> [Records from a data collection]

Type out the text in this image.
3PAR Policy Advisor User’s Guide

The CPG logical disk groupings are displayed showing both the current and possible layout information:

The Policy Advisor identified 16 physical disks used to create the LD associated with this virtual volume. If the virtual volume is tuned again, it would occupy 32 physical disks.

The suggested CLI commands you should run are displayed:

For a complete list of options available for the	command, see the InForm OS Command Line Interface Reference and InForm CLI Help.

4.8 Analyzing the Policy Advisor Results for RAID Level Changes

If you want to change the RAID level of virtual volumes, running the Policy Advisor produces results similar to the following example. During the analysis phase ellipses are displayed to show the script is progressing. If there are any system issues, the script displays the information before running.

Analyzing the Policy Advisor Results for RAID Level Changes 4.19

> [Your task] Search the records for the word "displayed", then list every line that has it.

> [Answer to the exercise]
The CPG logical disk groupings are displayed showing both the current and possible layout information:
The suggested CLI commands you should run are displayed:
If you want to change the RAID level of virtual volumes, running the Policy Advisor produces results similar to the following example. During the analysis phase ellipses are displayed to show the script is progressing. If there are any system issues, the script displays the information before running.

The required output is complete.